(Collected data entries)
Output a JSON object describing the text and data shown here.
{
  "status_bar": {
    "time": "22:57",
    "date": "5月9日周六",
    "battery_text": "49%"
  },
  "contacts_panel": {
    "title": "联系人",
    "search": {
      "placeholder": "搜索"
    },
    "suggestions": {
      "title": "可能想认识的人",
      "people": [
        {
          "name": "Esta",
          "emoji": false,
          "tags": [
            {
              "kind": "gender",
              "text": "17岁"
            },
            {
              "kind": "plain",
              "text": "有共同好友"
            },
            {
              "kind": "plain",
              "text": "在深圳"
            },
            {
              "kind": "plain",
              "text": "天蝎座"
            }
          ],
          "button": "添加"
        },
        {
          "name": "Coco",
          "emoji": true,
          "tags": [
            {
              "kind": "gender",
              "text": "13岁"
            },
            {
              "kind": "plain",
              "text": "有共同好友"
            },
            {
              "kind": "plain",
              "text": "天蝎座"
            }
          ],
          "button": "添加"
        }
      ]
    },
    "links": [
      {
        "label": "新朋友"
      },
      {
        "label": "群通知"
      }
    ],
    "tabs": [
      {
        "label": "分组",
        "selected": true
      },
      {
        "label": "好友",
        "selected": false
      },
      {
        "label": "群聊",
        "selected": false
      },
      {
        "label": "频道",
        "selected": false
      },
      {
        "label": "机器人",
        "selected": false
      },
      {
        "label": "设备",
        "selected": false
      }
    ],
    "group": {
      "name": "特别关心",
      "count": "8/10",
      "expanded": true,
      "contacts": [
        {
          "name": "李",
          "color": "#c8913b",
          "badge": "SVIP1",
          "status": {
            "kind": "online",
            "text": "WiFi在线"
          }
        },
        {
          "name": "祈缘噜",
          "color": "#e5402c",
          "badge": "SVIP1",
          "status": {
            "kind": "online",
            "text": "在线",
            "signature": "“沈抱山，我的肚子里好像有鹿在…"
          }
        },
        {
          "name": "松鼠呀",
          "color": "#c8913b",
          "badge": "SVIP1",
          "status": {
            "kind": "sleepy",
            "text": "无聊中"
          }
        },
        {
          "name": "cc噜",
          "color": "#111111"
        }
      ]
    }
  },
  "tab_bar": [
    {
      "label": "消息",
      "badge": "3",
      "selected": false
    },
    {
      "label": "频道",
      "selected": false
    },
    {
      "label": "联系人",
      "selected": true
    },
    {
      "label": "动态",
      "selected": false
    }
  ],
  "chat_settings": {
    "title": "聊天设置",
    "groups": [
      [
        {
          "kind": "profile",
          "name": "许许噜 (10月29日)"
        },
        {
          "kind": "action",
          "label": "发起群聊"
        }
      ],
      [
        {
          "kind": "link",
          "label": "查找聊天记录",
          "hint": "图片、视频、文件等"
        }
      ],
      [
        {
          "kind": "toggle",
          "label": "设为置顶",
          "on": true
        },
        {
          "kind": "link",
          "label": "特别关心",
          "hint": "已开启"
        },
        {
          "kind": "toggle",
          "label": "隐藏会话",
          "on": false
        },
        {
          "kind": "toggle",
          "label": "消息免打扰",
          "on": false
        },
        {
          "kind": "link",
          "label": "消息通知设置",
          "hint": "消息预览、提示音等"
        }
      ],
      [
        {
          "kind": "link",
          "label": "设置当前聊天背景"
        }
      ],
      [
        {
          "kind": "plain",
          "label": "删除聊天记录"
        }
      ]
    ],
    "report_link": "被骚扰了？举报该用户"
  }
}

(TASK OBJECTIVE)
Your task is to quote the listing above word for word.

(RESULT OF THE EXERCISE)
Output a JSON object describing the text and data shown here.
{
  "status_bar": {
    "time": "22:57",
    "date": "5月9日周六",
    "battery_text": "49%"
  },
  "contacts_panel": {
    "title": "联系人",
    "search": {
      "placeholder": "搜索"
    },
    "suggestions": {
      "title": "可能想认识的人",
      "people": [
        {
          "name": "Esta",
          "emoji": false,
          "tags": [
            {
              "kind": "gender",
              "text": "17岁"
            },
            {
              "kind": "plain",
              "text": "有共同好友"
            },
            {
              "kind": "plain",
              "text": "在深圳"
            },
            {
              "kind": "plain",
              "text": "天蝎座"
            }
          ],
          "button": "添加"
        },
        {
          "name": "Coco",
          "emoji": true,
          "tags": [
            {
              "kind": "gender",
              "text": "13岁"
            },
            {
              "kind": "plain",
              "text": "有共同好友"
            },
            {
              "kind": "plain",
              "text": "天蝎座"
            }
          ],
          "button": "添加"
        }
      ]
    },
    "links": [
      {
        "label": "新朋友"
      },
      {
        "label": "群通知"
      }
    ],
    "tabs": [
      {
        "label": "分组",
        "selected": true
      },
      {
        "label": "好友",
        "selected": false
      },
      {
        "label": "群聊",
        "selected": false
      },
      {
        "label": "频道",
        "selected": false
      },
      {
        "label": "机器人",
        "selected": false
      },
      {
        "label": "设备",
        "selected": false
      }
    ],
    "group": {
      "name": "特别关心",
      "count": "8/10",
      "expanded": true,
      "contacts": [
        {
          "name": "李",
          "color": "#c8913b",
          "badge": "SVIP1",
          "status": {
            "kind": "online",
            "text": "WiFi在线"
          }
        },
        {
          "name": "祈缘噜",
          "color": "#e5402c",
          "badge": "SVIP1",
          "status": {
            "kind": "online",
            "text": "在线",
            "signature": "“沈抱山，我的肚子里好像有鹿在…"
          }
        },
        {
          "name": "松鼠呀",
          "color": "#c8913b",
          "badge": "SVIP1",
          "status": {
            "kind": "sleepy",
            "text": "无聊中"
          }
        },
        {
          "name": "cc噜",
          "color": "#111111"
        }
      ]
    }
  },
  "tab_bar": [
    {
      "label": "消息",
      "badge": "3",
      "selected": false
    },
    {
      "label": "频道",
      "selected": false
    },
    {
      "label": "联系人",
      "selected": true
    },
    {
      "label": "动态",
      "selected": false
    }
  ],
  "chat_settings": {
    "title": "聊天设置",
    "groups": [
      [
        {
          "kind": "profile",
          "name": "许许噜 (10月29日)"
        },
        {
          "kind": "action",
          "label": "发起群聊"
        }
      ],
      [
        {
          "kind": "link",
          "label": "查找聊天记录",
          "hint": "图片、视频、文件等"
        }
      ],
      [
        {
          "kind": "toggle",
          "label": "设为置顶",
          "on": true
        },
        {
          "kind": "link",
          "label": "特别关心",
          "hint": "已开启"
        },
        {
          "kind": "toggle",
          "label": "隐藏会话",
          "on": false
        },
        {
          "kind": "toggle",
          "label": "消息免打扰",
          "on": false
        },
        {
          "kind": "link",
          "label": "消息通知设置",
          "hint": "消息预览、提示音等"
        }
      ],
      [
        {
          "kind": "link",
          "label": "设置当前聊天背景"
        }
      ],
      [
        {
          "kind": "plain",
          "label": "删除聊天记录"
        }
      ]
    ],
    "report_link": "被骚扰了？举报该用户"
  }
}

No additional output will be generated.